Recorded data

+ + + + +

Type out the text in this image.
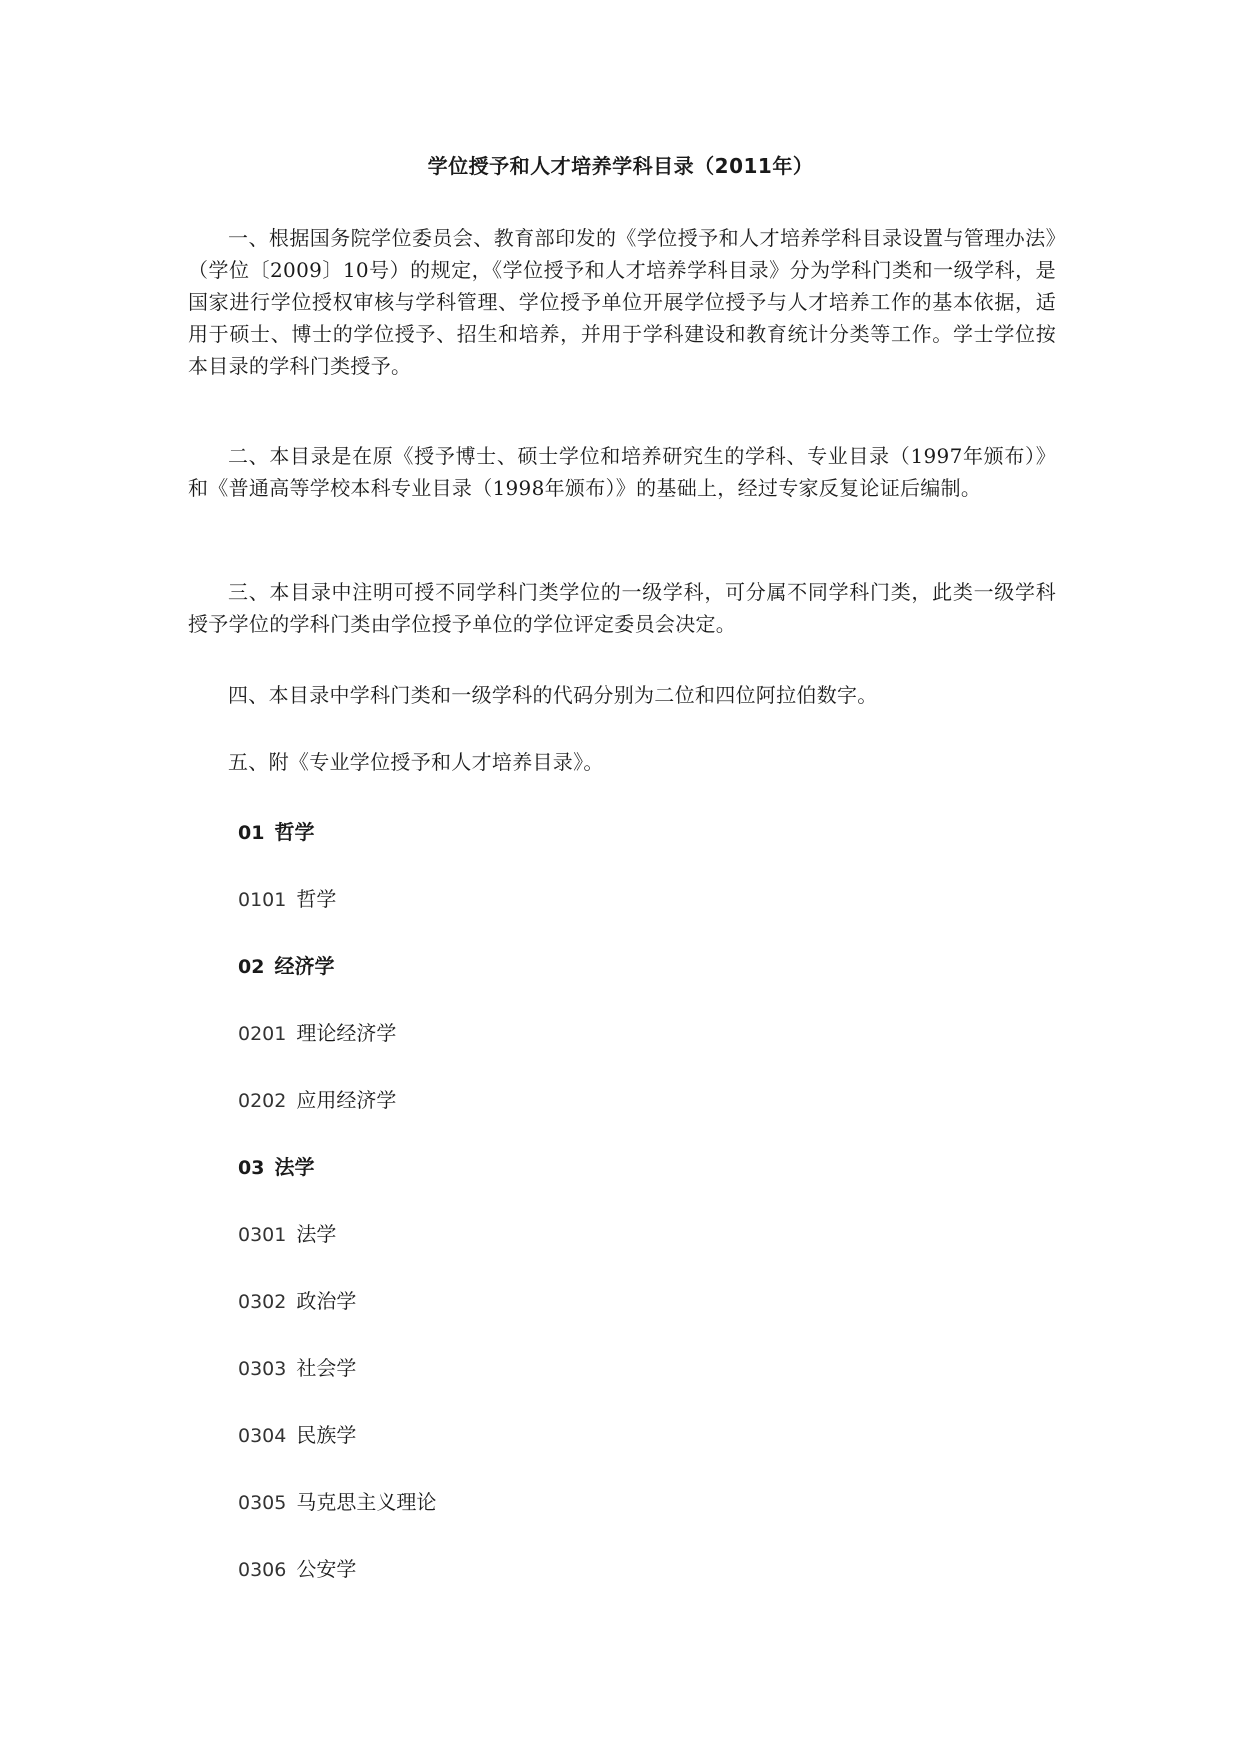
学位授予和人才培养学科目录（2011年）
一、根据国务院学位委员会、教育部印发的《学位授予和人才培养学科目录设置与管理办法》（学位〔2009〕10号）的规定，《学位授予和人才培养学科目录》分为学科门类和一级学科，是国家进行学位授权审核与学科管理、学位授予单位开展学位授予与人才培养工作的基本依据，适用于硕士、博士的学位授予、招生和培养，并用于学科建设和教育统计分类等工作。学士学位按本目录的学科门类授予。
二、本目录是在原《授予博士、硕士学位和培养研究生的学科、专业目录（1997年颁布）》和《普通高等学校本科专业目录（1998年颁布）》的基础上，经过专家反复论证后编制。
三、本目录中注明可授不同学科门类学位的一级学科，可分属不同学科门类，此类一级学科授予学位的学科门类由学位授予单位的学位评定委员会决定。
四、本目录中学科门类和一级学科的代码分别为二位和四位阿拉伯数字。
五、附《专业学位授予和人才培养目录》。
01 哲学
0101 哲学
02 经济学
0201 理论经济学
0202 应用经济学
03 法学
0301 法学
0302 政治学
0303 社会学
0304 民族学
0305 马克思主义理论
0306 公安学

+ + + + +

TASK DIRECTIONS |
All entries must be written out again exactly as given, with no pictures in the copy.

TASK RESPONSE |
Type out the text in this image.
学位授予和人才培养学科目录（2011年）
一、根据国务院学位委员会、教育部印发的《学位授予和人才培养学科目录设置与管理办法》（学位〔2009〕10号）的规定，《学位授予和人才培养学科目录》分为学科门类和一级学科，是国家进行学位授权审核与学科管理、学位授予单位开展学位授予与人才培养工作的基本依据，适用于硕士、博士的学位授予、招生和培养，并用于学科建设和教育统计分类等工作。学士学位按本目录的学科门类授予。
二、本目录是在原《授予博士、硕士学位和培养研究生的学科、专业目录（1997年颁布）》和《普通高等学校本科专业目录（1998年颁布）》的基础上，经过专家反复论证后编制。
三、本目录中注明可授不同学科门类学位的一级学科，可分属不同学科门类，此类一级学科授予学位的学科门类由学位授予单位的学位评定委员会决定。
四、本目录中学科门类和一级学科的代码分别为二位和四位阿拉伯数字。
五、附《专业学位授予和人才培养目录》。
01 哲学
0101 哲学
02 经济学
0201 理论经济学
0202 应用经济学
03 法学
0301 法学
0302 政治学
0303 社会学
0304 民族学
0305 马克思主义理论
0306 公安学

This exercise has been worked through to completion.